* JOB *
Copy out word for word the lines starting at the line that contains "678, 732, 699]" and ending at the line that contains "416, 1524, 433]", both included.

* RECORDS FOR PROCESSING *

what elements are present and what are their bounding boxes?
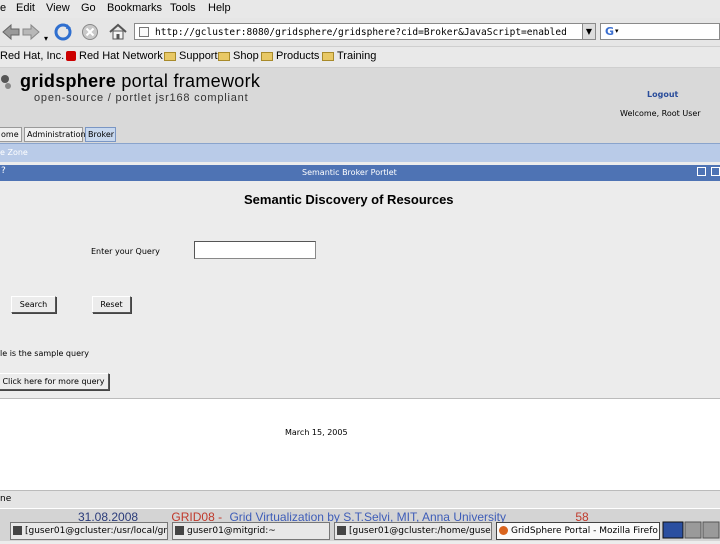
dropdown-arrow-icon[interactable]: ▾ bbox=[42, 27, 50, 49]
portal-title-rest: portal framework bbox=[116, 71, 261, 91]
menu-bar: e Edit View Go Bookmarks Tools Help bbox=[0, 0, 720, 18]
taskbar: 31.08.2008 GRID08 - Grid Virtualization … bbox=[0, 508, 720, 541]
page-footer: March 15, 2005 bbox=[0, 398, 720, 491]
portlet-title: Semantic Broker Portlet bbox=[302, 168, 397, 177]
bookmark-redhat-network[interactable]: Red Hat Network bbox=[66, 50, 163, 62]
tab-administration[interactable]: Administration bbox=[24, 127, 86, 142]
workspace-pager[interactable] bbox=[662, 521, 720, 541]
task-terminal-1[interactable]: [guser01@gcluster:/usr/local/grid bbox=[10, 522, 168, 540]
navigation-toolbar: ▾ http://gcluster:8080/gridsphere/gridsp… bbox=[0, 18, 720, 47]
footer-date: March 15, 2005 bbox=[285, 428, 348, 437]
help-icon[interactable]: ? bbox=[1, 166, 6, 176]
url-dropdown-icon[interactable]: ▼ bbox=[582, 23, 596, 40]
zone-bar: e Zone bbox=[0, 144, 720, 162]
forward-arrow-icon[interactable] bbox=[20, 21, 42, 43]
more-query-button[interactable]: Click here for more query bbox=[0, 373, 109, 390]
tab-welcome[interactable]: ome bbox=[0, 127, 22, 142]
portal-title: gridsphere portal framework bbox=[20, 71, 260, 92]
bookmark-label: Support bbox=[179, 50, 218, 62]
sample-query-text: le is the sample query bbox=[0, 349, 90, 358]
bookmark-label: Shop bbox=[233, 50, 259, 62]
reload-icon[interactable] bbox=[52, 21, 74, 43]
reset-button[interactable]: Reset bbox=[92, 296, 131, 313]
page-heading: Semantic Discovery of Resources bbox=[244, 192, 454, 207]
portlet-body: Semantic Discovery of Resources Enter yo… bbox=[0, 181, 720, 398]
search-engine-dropdown-icon[interactable]: ▾ bbox=[615, 27, 619, 35]
portal-tabs: ome Administration Broker bbox=[0, 126, 720, 144]
bookmark-label: Red Hat, Inc. bbox=[0, 50, 65, 62]
tab-broker[interactable]: Broker bbox=[85, 127, 116, 142]
welcome-text: Welcome, Root User bbox=[620, 109, 701, 118]
bookmark-support[interactable]: Support bbox=[164, 50, 218, 62]
minimize-icon[interactable] bbox=[697, 167, 706, 176]
menu-bookmarks[interactable]: Bookmarks bbox=[107, 2, 162, 14]
menu-view[interactable]: View bbox=[46, 2, 70, 14]
page-icon bbox=[139, 27, 149, 37]
portal-header: gridsphere portal framework open-source … bbox=[0, 68, 720, 126]
bookmark-products[interactable]: Products bbox=[261, 50, 319, 62]
stop-icon[interactable] bbox=[79, 21, 101, 43]
url-text: http://gcluster:8080/gridsphere/gridsphe… bbox=[155, 27, 567, 38]
search-field[interactable]: G ▾ bbox=[600, 23, 720, 40]
menu-edit[interactable]: Edit bbox=[16, 2, 35, 14]
query-input[interactable] bbox=[194, 241, 316, 259]
status-bar: ne bbox=[0, 490, 720, 509]
maximize-icon[interactable] bbox=[711, 167, 720, 176]
bookmark-label: Products bbox=[276, 50, 320, 62]
search-button[interactable]: Search bbox=[11, 296, 56, 313]
bookmark-training[interactable]: Training bbox=[322, 50, 376, 62]
back-arrow-icon[interactable] bbox=[0, 21, 22, 43]
terminal-icon bbox=[13, 526, 22, 535]
gridsphere-logo-icon bbox=[1, 75, 11, 89]
task-firefox[interactable]: GridSphere Portal - Mozilla Firefo bbox=[496, 522, 660, 540]
bookmark-redhat-inc[interactable]: Red Hat, Inc. bbox=[0, 50, 64, 62]
google-search-icon: G bbox=[605, 25, 615, 38]
status-text: ne bbox=[0, 494, 12, 504]
folder-icon bbox=[218, 51, 230, 61]
menu-help[interactable]: Help bbox=[208, 2, 231, 14]
menu-go[interactable]: Go bbox=[81, 2, 96, 14]
url-field[interactable]: http://gcluster:8080/gridsphere/gridsphe… bbox=[134, 23, 594, 40]
bookmark-shop[interactable]: Shop bbox=[218, 50, 259, 62]
task-label: guser01@mitgrid:~ bbox=[187, 526, 276, 536]
menu-tools[interactable]: Tools bbox=[170, 2, 196, 14]
firefox-icon bbox=[499, 526, 508, 535]
bookmarks-toolbar: Red Hat, Inc. Red Hat Network Support Sh… bbox=[0, 47, 720, 68]
folder-icon bbox=[164, 51, 176, 61]
task-label: [guser01@gcluster:/home/guser( bbox=[349, 526, 492, 536]
task-terminal-2[interactable]: guser01@mitgrid:~ bbox=[172, 522, 330, 540]
portlet-title-bar: ? Semantic Broker Portlet bbox=[0, 165, 720, 181]
folder-icon bbox=[261, 51, 273, 61]
bookmark-label: Red Hat Network bbox=[79, 50, 163, 62]
home-icon[interactable] bbox=[107, 21, 129, 43]
portal-title-bold: gridsphere bbox=[20, 71, 117, 91]
portal-subtitle: open-source / portlet jsr168 compliant bbox=[34, 92, 249, 104]
task-label: GridSphere Portal - Mozilla Firefo bbox=[511, 526, 658, 536]
menu-file[interactable]: e bbox=[0, 2, 6, 14]
terminal-icon bbox=[175, 526, 184, 535]
query-label: Enter your Query bbox=[91, 247, 160, 256]
redhat-icon bbox=[66, 51, 76, 61]
task-label: [guser01@gcluster:/usr/local/grid bbox=[25, 526, 168, 536]
logout-link[interactable]: Logout bbox=[647, 90, 678, 99]
zone-label[interactable]: e Zone bbox=[0, 148, 28, 157]
folder-icon bbox=[322, 51, 334, 61]
bookmark-label: Training bbox=[337, 50, 377, 62]
task-terminal-3[interactable]: [guser01@gcluster:/home/guser( bbox=[334, 522, 492, 540]
terminal-icon bbox=[337, 526, 346, 535]
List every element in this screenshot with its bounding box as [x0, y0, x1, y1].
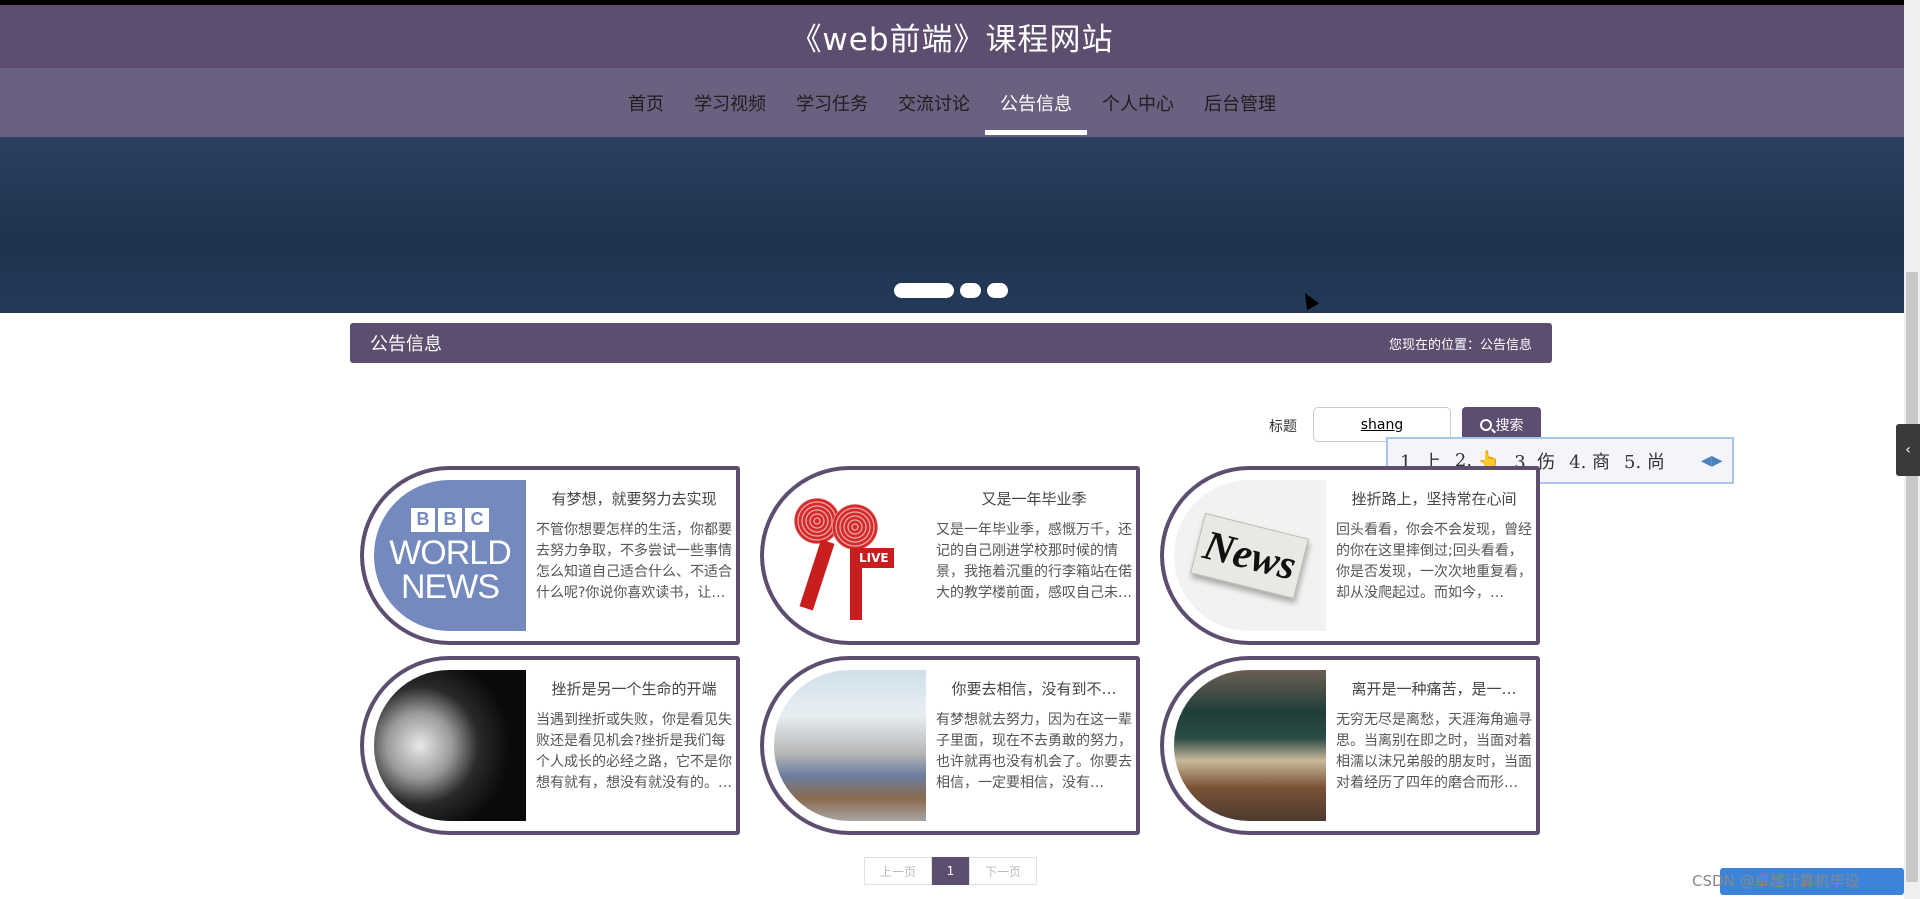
card-title[interactable]: 挫折是另一个生命的开端	[536, 678, 732, 699]
announcement-card[interactable]: 离开是一种痛苦，是一… 无穷无尽是离愁，天涯海角遍寻思。当离别在即之时，当面对着…	[1160, 656, 1540, 835]
section-header: 公告信息 您现在的位置：公告信息	[350, 323, 1552, 363]
card-summary: 不管你想要怎样的生活，你都要去努力争取，不多尝试一些事情怎么知道自己适合什么、不…	[536, 522, 732, 601]
ime-candidate-4[interactable]: 4. 商	[1569, 448, 1610, 474]
page-1-button[interactable]: 1	[932, 857, 969, 885]
nav-item-announcements[interactable]: 公告信息	[985, 68, 1087, 137]
card-title[interactable]: 又是一年毕业季	[936, 488, 1132, 509]
nav-item-profile[interactable]: 个人中心	[1087, 68, 1189, 137]
search-button-label: 搜索	[1495, 416, 1524, 433]
announcement-card[interactable]: B B C WORLD NEWS 有梦想，就要努力去实现 不管你想要怎样的生活，…	[360, 466, 740, 645]
card-image-school	[774, 670, 926, 821]
next-page-button[interactable]: 下一页	[969, 857, 1037, 885]
search-icon	[1479, 418, 1492, 431]
carousel-dot-3[interactable]	[987, 283, 1008, 298]
carousel-dot-1[interactable]	[894, 283, 954, 298]
site-title: 《web前端》课程网站	[790, 22, 1114, 58]
site-header: 《web前端》课程网站	[0, 5, 1904, 68]
card-summary: 无穷无尽是离愁，天涯海角遍寻思。当离别在即之时，当面对着相濡以沫兄弟般的朋友时，…	[1336, 712, 1532, 791]
main-nav: 首页 学习视频 学习任务 交流讨论 公告信息 个人中心 后台管理	[0, 68, 1904, 137]
nav-item-tasks[interactable]: 学习任务	[781, 68, 883, 137]
card-image-microphone: LIVE	[774, 480, 926, 631]
card-summary: 又是一年毕业季，感慨万千，还记的自己刚进学校那时候的情景，我拖着沉重的行李箱站在…	[936, 522, 1132, 601]
newspaper-icon: News	[1190, 512, 1310, 599]
prev-page-button[interactable]: 上一页	[864, 857, 932, 885]
banner-carousel	[0, 137, 1904, 313]
pagination: 上一页 1 下一页	[864, 857, 1037, 885]
card-image-bbc: B B C WORLD NEWS	[374, 480, 526, 631]
card-image-newspaper: News	[1174, 480, 1326, 631]
card-summary: 当遇到挫折或失败，你是看见失败还是看见机会?挫折是我们每个人成长的必经之路，它不…	[536, 712, 732, 791]
card-title[interactable]: 有梦想，就要努力去实现	[536, 488, 732, 509]
announcement-card[interactable]: News 挫折路上，坚持常在心间 回头看看，你会不会发现，曾经的你在这里摔倒过;…	[1160, 466, 1540, 645]
carousel-dot-2[interactable]	[960, 283, 981, 298]
scrollbar-thumb[interactable]	[1906, 272, 1918, 882]
card-title[interactable]: 你要去相信，没有到不…	[936, 678, 1132, 699]
search-label: 标题	[1269, 419, 1297, 435]
watermark: CSDN @卓越计算机毕设	[1692, 872, 1860, 890]
announcement-card[interactable]: LIVE 又是一年毕业季 又是一年毕业季，感慨万千，还记的自己刚进学校那时候的情…	[760, 466, 1140, 645]
nav-item-videos[interactable]: 学习视频	[679, 68, 781, 137]
ime-candidate-5[interactable]: 5. 尚	[1624, 448, 1665, 474]
microphone-icon	[832, 504, 878, 550]
side-panel-toggle-icon[interactable]: ‹	[1896, 424, 1920, 476]
card-summary: 回头看看，你会不会发现，曾经的你在这里摔倒过;回头看看，你是否发现，一次次地重复…	[1336, 522, 1532, 601]
bbc-logo: B B C	[411, 507, 489, 532]
announcement-card[interactable]: 你要去相信，没有到不… 有梦想就去努力，因为在这一辈子里面，现在不去勇敢的努力，…	[760, 656, 1140, 835]
nav-item-admin[interactable]: 后台管理	[1189, 68, 1291, 137]
card-title[interactable]: 离开是一种痛苦，是一…	[1336, 678, 1532, 699]
card-image-ai-robot	[374, 670, 526, 821]
breadcrumb: 您现在的位置：公告信息	[1388, 337, 1532, 353]
section-title: 公告信息	[370, 334, 442, 355]
card-image-classroom	[1174, 670, 1326, 821]
card-title[interactable]: 挫折路上，坚持常在心间	[1336, 488, 1532, 509]
ime-page-arrows-icon[interactable]: ◀▶	[1701, 453, 1723, 469]
announcement-card[interactable]: 挫折是另一个生命的开端 当遇到挫折或失败，你是看见失败还是看见机会?挫折是我们每…	[360, 656, 740, 835]
nav-item-discussion[interactable]: 交流讨论	[883, 68, 985, 137]
card-summary: 有梦想就去努力，因为在这一辈子里面，现在不去勇敢的努力，也许就再也没有机会了。你…	[936, 712, 1132, 791]
carousel-indicators	[894, 283, 1008, 298]
nav-item-home[interactable]: 首页	[613, 68, 679, 137]
live-tag: LIVE	[854, 548, 894, 568]
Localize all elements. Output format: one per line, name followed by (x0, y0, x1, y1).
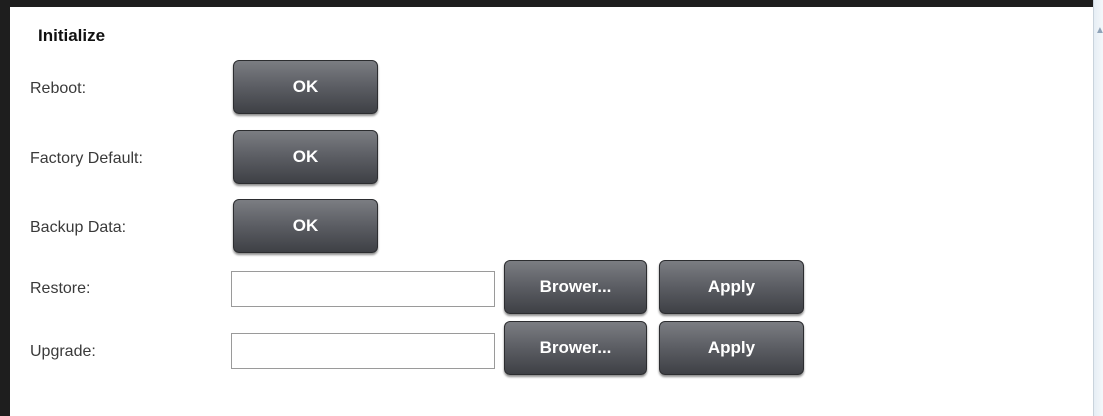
panel-top-border (10, 0, 1093, 7)
backup-data-label: Backup Data: (30, 219, 127, 236)
restore-apply-button[interactable]: Apply (659, 260, 804, 314)
upgrade-label: Upgrade: (30, 343, 96, 360)
backup-data-ok-button[interactable]: OK (233, 199, 378, 253)
restore-file-input[interactable] (231, 271, 495, 307)
upgrade-browse-button[interactable]: Brower... (504, 321, 647, 375)
reboot-label: Reboot: (30, 80, 87, 97)
upgrade-file-input[interactable] (231, 333, 495, 369)
reboot-ok-button[interactable]: OK (233, 60, 378, 114)
scroll-up-arrow-icon[interactable]: ▲ (1095, 22, 1103, 40)
restore-browse-button[interactable]: Brower... (504, 260, 647, 314)
factory-default-label: Factory Default: (30, 150, 143, 167)
restore-label: Restore: (30, 280, 91, 297)
factory-default-ok-button[interactable]: OK (233, 130, 378, 184)
upgrade-apply-button[interactable]: Apply (659, 321, 804, 375)
initialize-panel: ▲ Initialize Reboot: OK Factory Default:… (0, 0, 1103, 416)
scrollbar[interactable] (1093, 0, 1103, 416)
panel-left-border (0, 0, 10, 416)
section-title: Initialize (38, 26, 106, 45)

* SOLUTION TO THIS EXERCISE *
card-title[interactable]: 挫折是另一个生命的开端	[536, 678, 732, 699]
announcement-card[interactable]: 离开是一种痛苦，是一… 无穷无尽是离愁，天涯海角遍寻思。当离别在即之时，当面对着…	[1160, 656, 1540, 835]
section-header: 公告信息 您现在的位置：公告信息	[350, 323, 1552, 363]
card-summary: 不管你想要怎样的生活，你都要去努力争取，不多尝试一些事情怎么知道自己适合什么、不…	[536, 522, 732, 601]
ime-candidate-4[interactable]: 4. 商	[1569, 448, 1610, 474]
page-1-button[interactable]: 1	[932, 857, 969, 885]
nav-item-announcements[interactable]: 公告信息	[985, 68, 1087, 137]
card-title[interactable]: 又是一年毕业季	[936, 488, 1132, 509]
nav-item-profile[interactable]: 个人中心	[1087, 68, 1189, 137]
search-button-label: 搜索	[1495, 416, 1524, 433]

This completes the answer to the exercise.